(What the exercise asks): Give nothing except the number of lines containing the word "Calling".

(Data rows):
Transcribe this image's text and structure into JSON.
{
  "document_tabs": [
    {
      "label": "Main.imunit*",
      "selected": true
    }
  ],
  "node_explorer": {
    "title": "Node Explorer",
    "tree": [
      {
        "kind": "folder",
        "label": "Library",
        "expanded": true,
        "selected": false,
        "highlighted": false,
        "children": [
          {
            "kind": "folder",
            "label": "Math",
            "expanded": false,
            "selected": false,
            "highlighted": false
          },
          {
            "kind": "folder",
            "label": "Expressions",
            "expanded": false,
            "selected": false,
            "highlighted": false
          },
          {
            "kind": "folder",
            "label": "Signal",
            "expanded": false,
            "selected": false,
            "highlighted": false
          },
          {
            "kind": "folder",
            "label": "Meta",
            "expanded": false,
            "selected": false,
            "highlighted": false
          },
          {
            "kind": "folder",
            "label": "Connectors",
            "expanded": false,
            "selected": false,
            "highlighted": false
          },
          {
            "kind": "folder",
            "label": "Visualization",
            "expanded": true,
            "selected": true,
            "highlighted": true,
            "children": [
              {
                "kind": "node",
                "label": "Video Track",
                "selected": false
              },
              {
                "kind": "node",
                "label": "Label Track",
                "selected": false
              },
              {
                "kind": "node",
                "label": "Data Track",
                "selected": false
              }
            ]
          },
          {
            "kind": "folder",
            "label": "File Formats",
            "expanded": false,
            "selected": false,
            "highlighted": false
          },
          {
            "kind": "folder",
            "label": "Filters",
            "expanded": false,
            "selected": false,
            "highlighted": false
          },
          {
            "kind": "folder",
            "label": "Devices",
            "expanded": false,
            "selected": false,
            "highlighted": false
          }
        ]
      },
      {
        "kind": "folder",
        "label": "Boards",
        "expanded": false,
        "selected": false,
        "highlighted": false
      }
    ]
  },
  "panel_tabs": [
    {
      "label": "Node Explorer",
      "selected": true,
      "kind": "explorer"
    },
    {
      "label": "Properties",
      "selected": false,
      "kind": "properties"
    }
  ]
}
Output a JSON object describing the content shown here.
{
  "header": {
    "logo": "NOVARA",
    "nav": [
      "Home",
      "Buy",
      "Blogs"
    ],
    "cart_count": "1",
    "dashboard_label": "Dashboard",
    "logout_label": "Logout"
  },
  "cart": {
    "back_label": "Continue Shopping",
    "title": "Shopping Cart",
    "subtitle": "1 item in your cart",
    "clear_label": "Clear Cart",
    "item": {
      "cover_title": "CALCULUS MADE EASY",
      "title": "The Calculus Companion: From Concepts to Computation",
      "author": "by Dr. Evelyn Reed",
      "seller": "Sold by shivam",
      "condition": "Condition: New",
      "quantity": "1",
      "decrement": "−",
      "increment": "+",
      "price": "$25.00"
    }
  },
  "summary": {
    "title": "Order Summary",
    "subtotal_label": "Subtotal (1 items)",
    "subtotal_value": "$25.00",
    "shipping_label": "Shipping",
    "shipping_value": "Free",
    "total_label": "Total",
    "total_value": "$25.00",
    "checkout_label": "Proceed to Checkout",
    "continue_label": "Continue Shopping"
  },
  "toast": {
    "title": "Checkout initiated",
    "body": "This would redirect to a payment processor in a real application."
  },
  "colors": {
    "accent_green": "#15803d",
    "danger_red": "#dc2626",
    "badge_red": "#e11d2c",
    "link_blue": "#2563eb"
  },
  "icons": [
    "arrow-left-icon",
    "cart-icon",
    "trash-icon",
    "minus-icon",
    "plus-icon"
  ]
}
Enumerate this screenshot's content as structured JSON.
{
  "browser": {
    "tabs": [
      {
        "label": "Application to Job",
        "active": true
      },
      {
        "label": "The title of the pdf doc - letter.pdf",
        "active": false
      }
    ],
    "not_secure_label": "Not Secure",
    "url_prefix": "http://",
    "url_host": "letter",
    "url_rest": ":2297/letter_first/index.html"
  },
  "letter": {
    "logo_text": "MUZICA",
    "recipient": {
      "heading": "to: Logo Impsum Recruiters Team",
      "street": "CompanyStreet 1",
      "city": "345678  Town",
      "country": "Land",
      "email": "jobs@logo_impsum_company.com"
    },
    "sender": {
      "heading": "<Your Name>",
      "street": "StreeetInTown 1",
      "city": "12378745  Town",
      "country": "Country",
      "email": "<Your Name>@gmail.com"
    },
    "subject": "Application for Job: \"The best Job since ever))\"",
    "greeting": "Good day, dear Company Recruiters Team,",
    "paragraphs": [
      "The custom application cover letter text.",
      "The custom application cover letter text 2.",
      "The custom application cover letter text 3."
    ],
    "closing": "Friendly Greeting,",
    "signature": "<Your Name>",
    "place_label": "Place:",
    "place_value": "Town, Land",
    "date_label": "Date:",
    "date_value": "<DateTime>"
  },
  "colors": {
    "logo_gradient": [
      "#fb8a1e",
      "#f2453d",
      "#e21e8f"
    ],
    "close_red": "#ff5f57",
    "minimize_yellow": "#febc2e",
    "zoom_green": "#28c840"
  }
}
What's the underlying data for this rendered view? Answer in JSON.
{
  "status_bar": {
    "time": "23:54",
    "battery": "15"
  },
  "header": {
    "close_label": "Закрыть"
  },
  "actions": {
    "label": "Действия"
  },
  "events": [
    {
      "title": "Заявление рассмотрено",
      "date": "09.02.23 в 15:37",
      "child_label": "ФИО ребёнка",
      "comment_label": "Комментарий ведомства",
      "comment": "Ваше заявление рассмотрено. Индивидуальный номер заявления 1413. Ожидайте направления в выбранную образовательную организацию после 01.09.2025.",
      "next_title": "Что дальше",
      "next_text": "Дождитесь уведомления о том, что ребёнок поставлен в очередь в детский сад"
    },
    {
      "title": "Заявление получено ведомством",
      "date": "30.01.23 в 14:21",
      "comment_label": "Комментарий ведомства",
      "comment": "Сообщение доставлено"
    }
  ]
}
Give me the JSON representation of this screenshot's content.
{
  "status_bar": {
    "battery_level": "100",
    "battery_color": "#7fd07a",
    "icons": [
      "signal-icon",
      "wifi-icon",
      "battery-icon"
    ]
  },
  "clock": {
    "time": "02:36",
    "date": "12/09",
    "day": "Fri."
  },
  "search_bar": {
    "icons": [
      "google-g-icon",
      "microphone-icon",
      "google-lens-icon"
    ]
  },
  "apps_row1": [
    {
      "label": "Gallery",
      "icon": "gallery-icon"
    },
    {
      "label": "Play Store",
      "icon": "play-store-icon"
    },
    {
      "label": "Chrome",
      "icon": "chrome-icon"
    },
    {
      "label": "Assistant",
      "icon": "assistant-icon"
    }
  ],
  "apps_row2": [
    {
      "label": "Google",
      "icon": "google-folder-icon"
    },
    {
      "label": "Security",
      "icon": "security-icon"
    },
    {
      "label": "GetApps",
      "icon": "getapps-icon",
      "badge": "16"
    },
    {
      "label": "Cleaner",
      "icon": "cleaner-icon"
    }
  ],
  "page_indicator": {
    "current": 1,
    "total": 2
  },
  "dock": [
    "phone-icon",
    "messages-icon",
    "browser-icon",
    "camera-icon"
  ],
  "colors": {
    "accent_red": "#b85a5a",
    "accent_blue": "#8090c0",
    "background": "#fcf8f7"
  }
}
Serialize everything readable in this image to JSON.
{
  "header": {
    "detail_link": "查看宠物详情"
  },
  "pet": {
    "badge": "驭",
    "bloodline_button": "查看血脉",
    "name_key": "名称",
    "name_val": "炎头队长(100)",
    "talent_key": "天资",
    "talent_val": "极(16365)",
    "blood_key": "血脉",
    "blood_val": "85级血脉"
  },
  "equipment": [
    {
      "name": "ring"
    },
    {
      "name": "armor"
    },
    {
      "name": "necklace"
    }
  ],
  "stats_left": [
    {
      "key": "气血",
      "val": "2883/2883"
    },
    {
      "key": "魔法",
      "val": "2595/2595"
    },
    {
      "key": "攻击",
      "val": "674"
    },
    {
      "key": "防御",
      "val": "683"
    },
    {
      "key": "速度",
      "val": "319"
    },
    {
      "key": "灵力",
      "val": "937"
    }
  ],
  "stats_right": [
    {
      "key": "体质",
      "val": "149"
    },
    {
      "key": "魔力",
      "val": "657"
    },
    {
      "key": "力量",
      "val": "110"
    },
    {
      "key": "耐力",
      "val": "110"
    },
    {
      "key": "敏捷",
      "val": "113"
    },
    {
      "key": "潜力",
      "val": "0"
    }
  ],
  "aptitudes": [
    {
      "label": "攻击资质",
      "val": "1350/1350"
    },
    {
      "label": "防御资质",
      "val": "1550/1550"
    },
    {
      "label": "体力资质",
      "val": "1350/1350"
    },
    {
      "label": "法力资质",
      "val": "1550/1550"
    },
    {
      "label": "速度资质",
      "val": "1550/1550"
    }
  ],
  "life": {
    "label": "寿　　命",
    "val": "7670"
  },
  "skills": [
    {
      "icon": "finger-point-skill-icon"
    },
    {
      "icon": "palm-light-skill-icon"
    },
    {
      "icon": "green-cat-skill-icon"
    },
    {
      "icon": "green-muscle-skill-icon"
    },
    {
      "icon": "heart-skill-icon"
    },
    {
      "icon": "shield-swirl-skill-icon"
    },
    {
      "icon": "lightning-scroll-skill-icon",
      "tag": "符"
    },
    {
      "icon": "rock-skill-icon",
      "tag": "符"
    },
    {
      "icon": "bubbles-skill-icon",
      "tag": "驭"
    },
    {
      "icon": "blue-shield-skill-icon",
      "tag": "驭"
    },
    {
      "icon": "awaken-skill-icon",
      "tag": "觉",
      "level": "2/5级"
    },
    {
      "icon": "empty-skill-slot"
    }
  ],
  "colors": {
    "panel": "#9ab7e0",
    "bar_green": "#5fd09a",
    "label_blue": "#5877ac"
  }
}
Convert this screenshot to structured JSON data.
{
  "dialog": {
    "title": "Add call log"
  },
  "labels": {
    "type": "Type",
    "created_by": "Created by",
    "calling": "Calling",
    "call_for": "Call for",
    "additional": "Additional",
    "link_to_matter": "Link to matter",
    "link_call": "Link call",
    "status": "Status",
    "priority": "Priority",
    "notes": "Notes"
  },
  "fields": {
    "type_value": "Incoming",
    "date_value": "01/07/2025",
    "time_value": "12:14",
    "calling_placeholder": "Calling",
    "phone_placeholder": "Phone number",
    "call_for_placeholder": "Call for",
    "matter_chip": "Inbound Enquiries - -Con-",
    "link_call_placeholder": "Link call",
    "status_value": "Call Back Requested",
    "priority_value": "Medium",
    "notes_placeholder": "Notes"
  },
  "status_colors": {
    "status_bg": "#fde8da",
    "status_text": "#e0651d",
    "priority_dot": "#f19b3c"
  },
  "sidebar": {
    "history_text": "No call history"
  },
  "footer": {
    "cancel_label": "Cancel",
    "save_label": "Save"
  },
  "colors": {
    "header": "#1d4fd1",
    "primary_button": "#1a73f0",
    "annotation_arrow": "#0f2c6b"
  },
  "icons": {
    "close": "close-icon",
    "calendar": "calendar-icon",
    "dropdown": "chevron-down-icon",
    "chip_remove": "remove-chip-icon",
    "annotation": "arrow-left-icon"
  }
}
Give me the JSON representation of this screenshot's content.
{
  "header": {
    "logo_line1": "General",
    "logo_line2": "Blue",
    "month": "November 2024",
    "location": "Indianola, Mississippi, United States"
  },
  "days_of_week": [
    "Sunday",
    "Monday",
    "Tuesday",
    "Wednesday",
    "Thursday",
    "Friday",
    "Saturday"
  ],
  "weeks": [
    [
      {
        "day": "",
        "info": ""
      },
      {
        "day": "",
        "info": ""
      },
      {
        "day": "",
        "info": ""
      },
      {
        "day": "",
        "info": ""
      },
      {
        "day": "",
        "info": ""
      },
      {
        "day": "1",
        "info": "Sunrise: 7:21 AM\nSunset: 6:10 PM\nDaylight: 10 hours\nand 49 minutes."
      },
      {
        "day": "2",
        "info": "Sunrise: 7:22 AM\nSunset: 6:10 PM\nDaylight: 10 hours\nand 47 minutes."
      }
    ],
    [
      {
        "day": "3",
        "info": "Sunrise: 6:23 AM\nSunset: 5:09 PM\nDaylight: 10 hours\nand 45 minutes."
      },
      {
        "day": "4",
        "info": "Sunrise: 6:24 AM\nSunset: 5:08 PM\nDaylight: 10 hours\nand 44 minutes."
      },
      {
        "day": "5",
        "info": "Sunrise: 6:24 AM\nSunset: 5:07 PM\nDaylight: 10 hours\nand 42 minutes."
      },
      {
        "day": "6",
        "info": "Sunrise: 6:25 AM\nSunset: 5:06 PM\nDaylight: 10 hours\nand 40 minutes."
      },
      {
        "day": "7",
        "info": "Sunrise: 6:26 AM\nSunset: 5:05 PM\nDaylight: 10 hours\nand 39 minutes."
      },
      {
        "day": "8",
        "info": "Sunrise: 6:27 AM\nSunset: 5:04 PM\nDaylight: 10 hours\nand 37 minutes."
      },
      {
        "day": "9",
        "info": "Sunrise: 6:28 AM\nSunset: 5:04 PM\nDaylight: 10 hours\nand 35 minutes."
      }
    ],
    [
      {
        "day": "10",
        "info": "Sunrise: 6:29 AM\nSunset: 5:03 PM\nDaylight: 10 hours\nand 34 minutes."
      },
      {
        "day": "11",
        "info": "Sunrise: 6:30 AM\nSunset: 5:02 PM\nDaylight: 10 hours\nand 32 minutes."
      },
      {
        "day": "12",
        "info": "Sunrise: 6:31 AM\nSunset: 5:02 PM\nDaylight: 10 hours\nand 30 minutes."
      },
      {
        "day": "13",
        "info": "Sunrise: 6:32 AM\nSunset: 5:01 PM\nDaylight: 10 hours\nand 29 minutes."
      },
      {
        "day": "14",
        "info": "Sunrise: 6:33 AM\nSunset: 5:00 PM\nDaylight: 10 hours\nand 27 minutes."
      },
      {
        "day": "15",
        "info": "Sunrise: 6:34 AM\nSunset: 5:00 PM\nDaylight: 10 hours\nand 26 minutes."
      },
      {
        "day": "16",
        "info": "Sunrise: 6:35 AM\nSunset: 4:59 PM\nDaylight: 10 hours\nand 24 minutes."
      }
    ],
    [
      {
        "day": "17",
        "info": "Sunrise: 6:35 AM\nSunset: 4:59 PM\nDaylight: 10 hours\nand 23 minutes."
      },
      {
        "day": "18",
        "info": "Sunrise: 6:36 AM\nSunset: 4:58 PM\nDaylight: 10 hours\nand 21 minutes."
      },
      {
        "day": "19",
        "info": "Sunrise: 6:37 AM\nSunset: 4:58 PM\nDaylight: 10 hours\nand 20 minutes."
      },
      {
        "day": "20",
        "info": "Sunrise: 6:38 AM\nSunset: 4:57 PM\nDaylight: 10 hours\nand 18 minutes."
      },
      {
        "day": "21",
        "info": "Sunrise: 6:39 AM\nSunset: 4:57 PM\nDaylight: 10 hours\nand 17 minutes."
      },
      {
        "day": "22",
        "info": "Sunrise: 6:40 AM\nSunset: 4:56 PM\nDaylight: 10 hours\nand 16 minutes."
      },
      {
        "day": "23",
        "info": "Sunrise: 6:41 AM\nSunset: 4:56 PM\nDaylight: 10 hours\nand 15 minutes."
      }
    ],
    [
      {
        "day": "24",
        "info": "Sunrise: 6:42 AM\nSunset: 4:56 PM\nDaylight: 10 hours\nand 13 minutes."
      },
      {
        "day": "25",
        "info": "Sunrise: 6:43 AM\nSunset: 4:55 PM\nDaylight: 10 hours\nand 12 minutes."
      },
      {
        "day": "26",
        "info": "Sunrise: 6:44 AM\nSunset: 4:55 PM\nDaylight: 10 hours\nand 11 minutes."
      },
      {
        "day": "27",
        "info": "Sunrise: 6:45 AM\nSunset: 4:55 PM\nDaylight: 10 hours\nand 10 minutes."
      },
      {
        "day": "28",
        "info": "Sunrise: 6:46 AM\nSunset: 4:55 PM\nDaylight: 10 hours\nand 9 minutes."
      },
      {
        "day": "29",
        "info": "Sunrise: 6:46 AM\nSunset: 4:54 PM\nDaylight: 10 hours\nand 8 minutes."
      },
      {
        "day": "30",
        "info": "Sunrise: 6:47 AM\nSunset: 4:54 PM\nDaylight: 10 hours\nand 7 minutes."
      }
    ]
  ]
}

(Solution): 2